** A run of records **
• • • •

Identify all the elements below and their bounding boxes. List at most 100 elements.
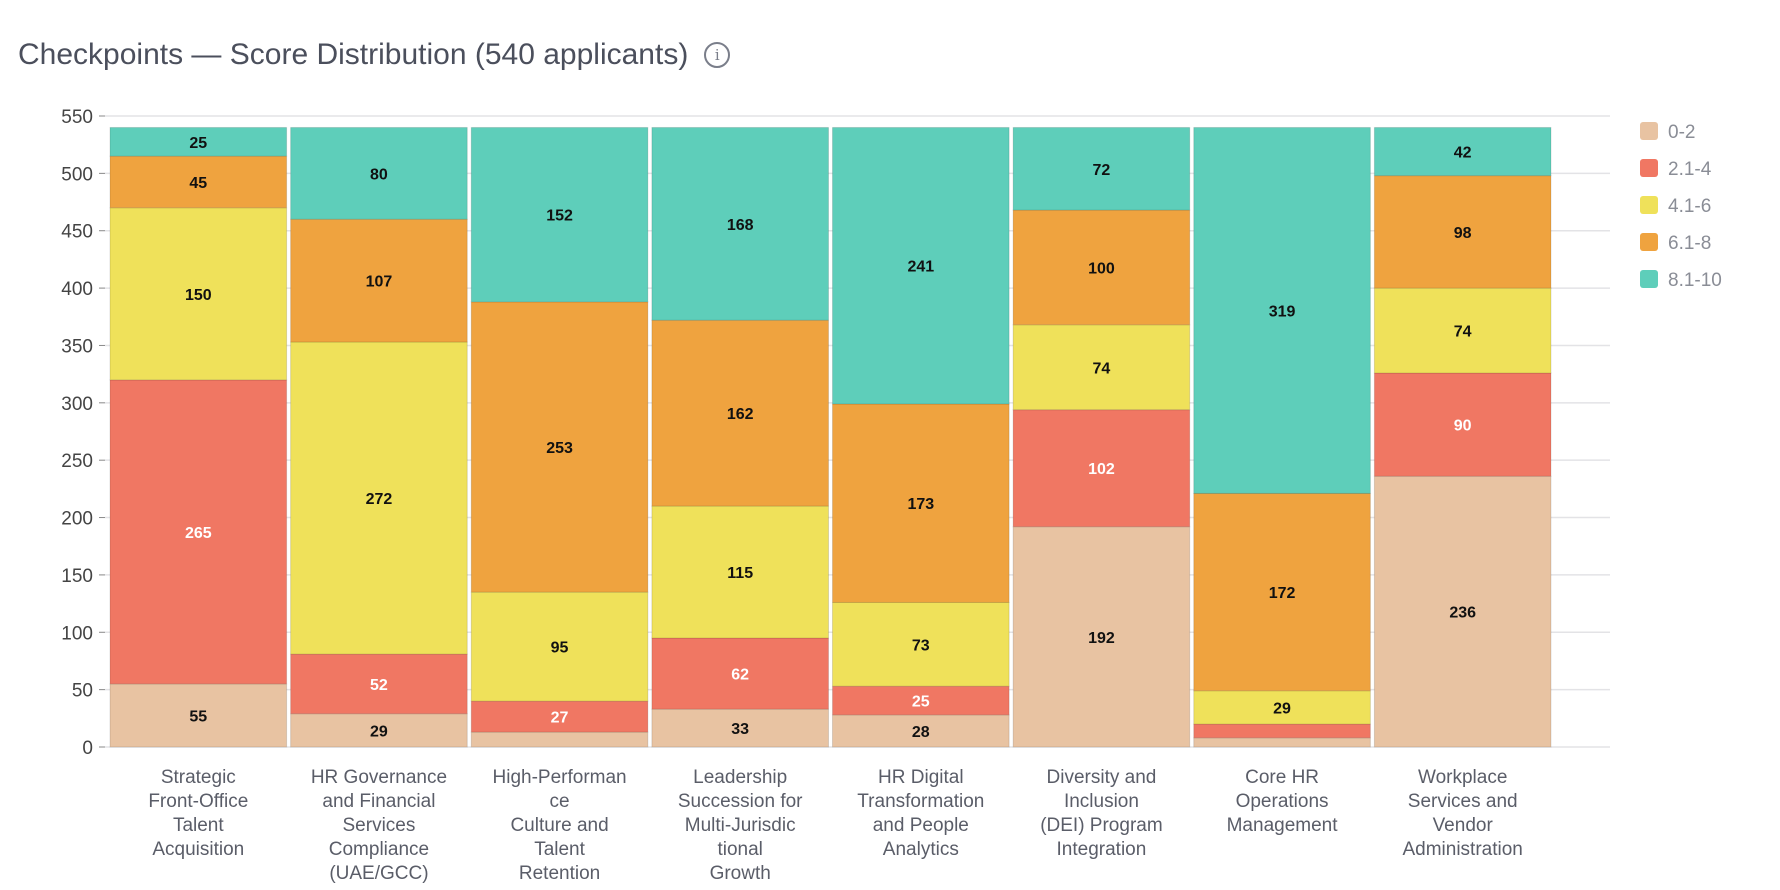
x-tick-label: Operations bbox=[1236, 791, 1329, 812]
data-label: 162 bbox=[727, 406, 754, 423]
bar-segment bbox=[651, 505, 829, 639]
x-tick-label: Services bbox=[343, 815, 416, 836]
bar-segment bbox=[1373, 372, 1552, 477]
bar-segment bbox=[1012, 526, 1191, 748]
y-tick-label: 350 bbox=[61, 336, 93, 357]
y-tick-label: 150 bbox=[61, 566, 93, 587]
data-label: 74 bbox=[1454, 324, 1472, 341]
data-label: 33 bbox=[731, 721, 749, 738]
data-label: 107 bbox=[366, 274, 393, 291]
x-tick-label: Workplace bbox=[1418, 767, 1507, 788]
data-label: 150 bbox=[185, 287, 212, 304]
x-tick-label: (UAE/GCC) bbox=[329, 863, 428, 884]
data-label: 42 bbox=[1454, 145, 1472, 162]
x-tick-label: Acquisition bbox=[152, 839, 244, 860]
bar-segment bbox=[109, 683, 288, 748]
x-tick-label: Growth bbox=[710, 863, 771, 884]
bar-segment bbox=[290, 713, 468, 748]
data-label: 172 bbox=[1269, 585, 1296, 602]
y-tick-label: 200 bbox=[61, 509, 93, 530]
bar-segment bbox=[832, 714, 1010, 748]
data-label: 25 bbox=[189, 135, 207, 152]
info-icon[interactable]: i bbox=[704, 42, 731, 68]
data-label: 62 bbox=[731, 667, 749, 684]
x-tick-label: Talent bbox=[173, 815, 224, 836]
bar-segment bbox=[1193, 723, 1371, 739]
data-label: 29 bbox=[370, 723, 388, 740]
data-label: 102 bbox=[1088, 461, 1115, 478]
bar-segment bbox=[651, 708, 829, 748]
data-label: 55 bbox=[189, 708, 207, 725]
bar-segment bbox=[470, 700, 649, 733]
bar-segment bbox=[470, 591, 649, 702]
y-tick-label: 550 bbox=[61, 107, 93, 128]
bar-segment bbox=[470, 126, 649, 303]
bar-segment bbox=[651, 637, 829, 710]
bar-segment bbox=[1012, 126, 1191, 211]
legend-swatch bbox=[1640, 196, 1658, 214]
bar-segment bbox=[832, 601, 1010, 687]
y-tick-label: 400 bbox=[61, 279, 93, 300]
x-tick-label: Integration bbox=[1057, 839, 1147, 860]
legend-label: 2.1-4 bbox=[1668, 159, 1712, 180]
legend-swatch bbox=[1640, 122, 1658, 140]
bar-segment bbox=[109, 207, 288, 381]
bar-segment bbox=[290, 341, 468, 655]
data-label: 72 bbox=[1093, 162, 1111, 179]
data-label: 265 bbox=[185, 525, 212, 542]
y-tick-label: 50 bbox=[72, 681, 93, 702]
data-label: 95 bbox=[551, 640, 569, 657]
data-label: 27 bbox=[551, 710, 569, 727]
bar-segment bbox=[1373, 175, 1552, 289]
bar-segment bbox=[109, 379, 288, 685]
x-tick-label: Talent bbox=[534, 839, 585, 860]
y-tick-label: 500 bbox=[61, 164, 93, 185]
x-tick-label: ce bbox=[550, 791, 570, 812]
legend-label: 0-2 bbox=[1668, 122, 1695, 143]
data-label: 241 bbox=[907, 259, 934, 276]
x-tick-label: and Financial bbox=[322, 791, 435, 812]
bar-segment bbox=[1373, 475, 1552, 748]
legend-swatch bbox=[1640, 233, 1658, 251]
bar-segment bbox=[1193, 126, 1371, 494]
bar-segment bbox=[290, 218, 468, 343]
y-tick-label: 250 bbox=[61, 451, 93, 472]
bar-segment bbox=[290, 126, 468, 220]
bar-segment bbox=[109, 126, 288, 157]
x-tick-label: HR Digital bbox=[878, 767, 964, 788]
x-tick-label: Multi-Jurisdic bbox=[685, 815, 796, 836]
data-label: 236 bbox=[1449, 605, 1476, 622]
x-tick-label: Management bbox=[1227, 815, 1339, 836]
bar-segment bbox=[832, 403, 1010, 603]
data-label: 152 bbox=[546, 208, 573, 225]
y-tick-label: 300 bbox=[61, 394, 93, 415]
bar-segment bbox=[109, 155, 288, 209]
x-tick-label: Inclusion bbox=[1064, 791, 1139, 812]
x-tick-label: High-Performan bbox=[493, 767, 627, 788]
data-label: 80 bbox=[370, 166, 388, 183]
bar-segment bbox=[1193, 492, 1371, 692]
chart-title-text: Checkpoints — Score Distribution (540 ap… bbox=[18, 38, 689, 71]
x-tick-label: and People bbox=[873, 815, 969, 836]
y-tick-label: 450 bbox=[61, 222, 93, 243]
legend-label: 8.1-10 bbox=[1668, 270, 1722, 291]
x-tick-label: Succession for bbox=[678, 791, 803, 812]
chart-title: Checkpoints — Score Distribution (540 ap… bbox=[18, 38, 731, 72]
bar-segment bbox=[1012, 324, 1191, 411]
data-label: 173 bbox=[907, 496, 934, 513]
bar-segment bbox=[470, 731, 649, 748]
x-tick-label: Leadership bbox=[693, 767, 787, 788]
x-tick-label: Compliance bbox=[329, 839, 429, 860]
x-tick-label: Core HR bbox=[1245, 767, 1319, 788]
data-label: 115 bbox=[727, 565, 753, 582]
data-label: 29 bbox=[1273, 700, 1291, 717]
x-tick-label: (DEI) Program bbox=[1040, 815, 1162, 836]
bar-segment bbox=[651, 319, 829, 507]
bar-segment bbox=[470, 301, 649, 593]
x-tick-label: HR Governance bbox=[311, 767, 447, 788]
x-tick-label: Transformation bbox=[857, 791, 984, 812]
bar-segment bbox=[1373, 287, 1552, 374]
x-tick-label: Diversity and bbox=[1047, 767, 1157, 788]
y-tick-label: 100 bbox=[61, 623, 93, 644]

• • • •

** WRITTEN INSTRUCTION **
Rewrite the material with "bar-segment" changed to "bar-block" everywhere, keeping every other part the same. Omit the pictures from your answer.

** EXERCISE RESPONSE **
Identify all the elements below and their bounding boxes. List at most 100 elements.
x-tick-label: Operations bbox=[1236, 791, 1329, 812]
data-label: 162 bbox=[727, 406, 754, 423]
bar-block bbox=[651, 505, 829, 639]
x-tick-label: Services bbox=[343, 815, 416, 836]
bar-block bbox=[1373, 372, 1552, 477]
bar-block bbox=[1012, 526, 1191, 748]
y-tick-label: 350 bbox=[61, 336, 93, 357]
y-tick-label: 150 bbox=[61, 566, 93, 587]
data-label: 74 bbox=[1454, 324, 1472, 341]
data-label: 33 bbox=[731, 721, 749, 738]
data-label: 107 bbox=[366, 274, 393, 291]
x-tick-label: Workplace bbox=[1418, 767, 1507, 788]
data-label: 150 bbox=[185, 287, 212, 304]
x-tick-label: (UAE/GCC) bbox=[329, 863, 428, 884]
data-label: 42 bbox=[1454, 145, 1472, 162]
x-tick-label: Acquisition bbox=[152, 839, 244, 860]
bar-block bbox=[109, 683, 288, 748]
x-tick-label: Growth bbox=[710, 863, 771, 884]
bar-block bbox=[290, 713, 468, 748]
data-label: 172 bbox=[1269, 585, 1296, 602]
y-tick-label: 200 bbox=[61, 509, 93, 530]
bar-block bbox=[832, 714, 1010, 748]
data-label: 25 bbox=[189, 135, 207, 152]
info-icon[interactable]: i bbox=[704, 42, 731, 68]
data-label: 62 bbox=[731, 667, 749, 684]
x-tick-label: Talent bbox=[173, 815, 224, 836]
bar-block bbox=[1193, 723, 1371, 739]
data-label: 29 bbox=[370, 723, 388, 740]
data-label: 102 bbox=[1088, 461, 1115, 478]
bar-block bbox=[651, 708, 829, 748]
data-label: 55 bbox=[189, 708, 207, 725]
bar-block bbox=[470, 700, 649, 733]
bar-block bbox=[470, 591, 649, 702]
y-tick-label: 550 bbox=[61, 107, 93, 128]
bar-block bbox=[470, 126, 649, 303]
bar-block bbox=[651, 637, 829, 710]
bar-block bbox=[1012, 126, 1191, 211]
legend-swatch bbox=[1640, 196, 1658, 214]
bar-block bbox=[832, 601, 1010, 687]
y-tick-label: 400 bbox=[61, 279, 93, 300]
x-tick-label: Integration bbox=[1057, 839, 1147, 860]
legend-label: 2.1-4 bbox=[1668, 159, 1712, 180]
legend-swatch bbox=[1640, 122, 1658, 140]
bar-block bbox=[109, 207, 288, 381]
bar-block bbox=[290, 341, 468, 655]
data-label: 72 bbox=[1093, 162, 1111, 179]
data-label: 265 bbox=[185, 525, 212, 542]
y-tick-label: 50 bbox=[72, 681, 93, 702]
data-label: 95 bbox=[551, 640, 569, 657]
data-label: 27 bbox=[551, 710, 569, 727]
bar-block bbox=[1373, 175, 1552, 289]
bar-block bbox=[109, 379, 288, 685]
x-tick-label: Talent bbox=[534, 839, 585, 860]
y-tick-label: 500 bbox=[61, 164, 93, 185]
x-tick-label: ce bbox=[550, 791, 570, 812]
legend-label: 0-2 bbox=[1668, 122, 1695, 143]
data-label: 241 bbox=[907, 259, 934, 276]
x-tick-label: and Financial bbox=[322, 791, 435, 812]
bar-block bbox=[1373, 475, 1552, 748]
legend-swatch bbox=[1640, 233, 1658, 251]
bar-block bbox=[1193, 126, 1371, 494]
bar-block bbox=[290, 218, 468, 343]
y-tick-label: 250 bbox=[61, 451, 93, 472]
bar-block bbox=[290, 126, 468, 220]
bar-block bbox=[109, 126, 288, 157]
x-tick-label: HR Digital bbox=[878, 767, 964, 788]
x-tick-label: Multi-Jurisdic bbox=[685, 815, 796, 836]
data-label: 236 bbox=[1449, 605, 1476, 622]
x-tick-label: Management bbox=[1227, 815, 1339, 836]
bar-block bbox=[832, 403, 1010, 603]
data-label: 152 bbox=[546, 208, 573, 225]
y-tick-label: 300 bbox=[61, 394, 93, 415]
bar-block bbox=[109, 155, 288, 209]
x-tick-label: Inclusion bbox=[1064, 791, 1139, 812]
x-tick-label: High-Performan bbox=[493, 767, 627, 788]
data-label: 80 bbox=[370, 166, 388, 183]
bar-block bbox=[1193, 492, 1371, 692]
chart-title-text: Checkpoints — Score Distribution (540 ap… bbox=[18, 38, 689, 71]
x-tick-label: and People bbox=[873, 815, 969, 836]
y-tick-label: 450 bbox=[61, 222, 93, 243]
legend-label: 8.1-10 bbox=[1668, 270, 1722, 291]
x-tick-label: Succession for bbox=[678, 791, 803, 812]
chart-title: Checkpoints — Score Distribution (540 ap… bbox=[18, 38, 731, 72]
bar-block bbox=[1012, 324, 1191, 411]
data-label: 173 bbox=[907, 496, 934, 513]
bar-block bbox=[470, 731, 649, 748]
x-tick-label: Leadership bbox=[693, 767, 787, 788]
x-tick-label: Compliance bbox=[329, 839, 429, 860]
x-tick-label: Core HR bbox=[1245, 767, 1319, 788]
data-label: 115 bbox=[727, 565, 753, 582]
data-label: 29 bbox=[1273, 700, 1291, 717]
x-tick-label: (DEI) Program bbox=[1040, 815, 1162, 836]
bar-block bbox=[651, 319, 829, 507]
bar-block bbox=[470, 301, 649, 593]
x-tick-label: HR Governance bbox=[311, 767, 447, 788]
x-tick-label: Transformation bbox=[857, 791, 984, 812]
bar-block bbox=[1373, 287, 1552, 374]
x-tick-label: Diversity and bbox=[1047, 767, 1157, 788]
y-tick-label: 100 bbox=[61, 623, 93, 644]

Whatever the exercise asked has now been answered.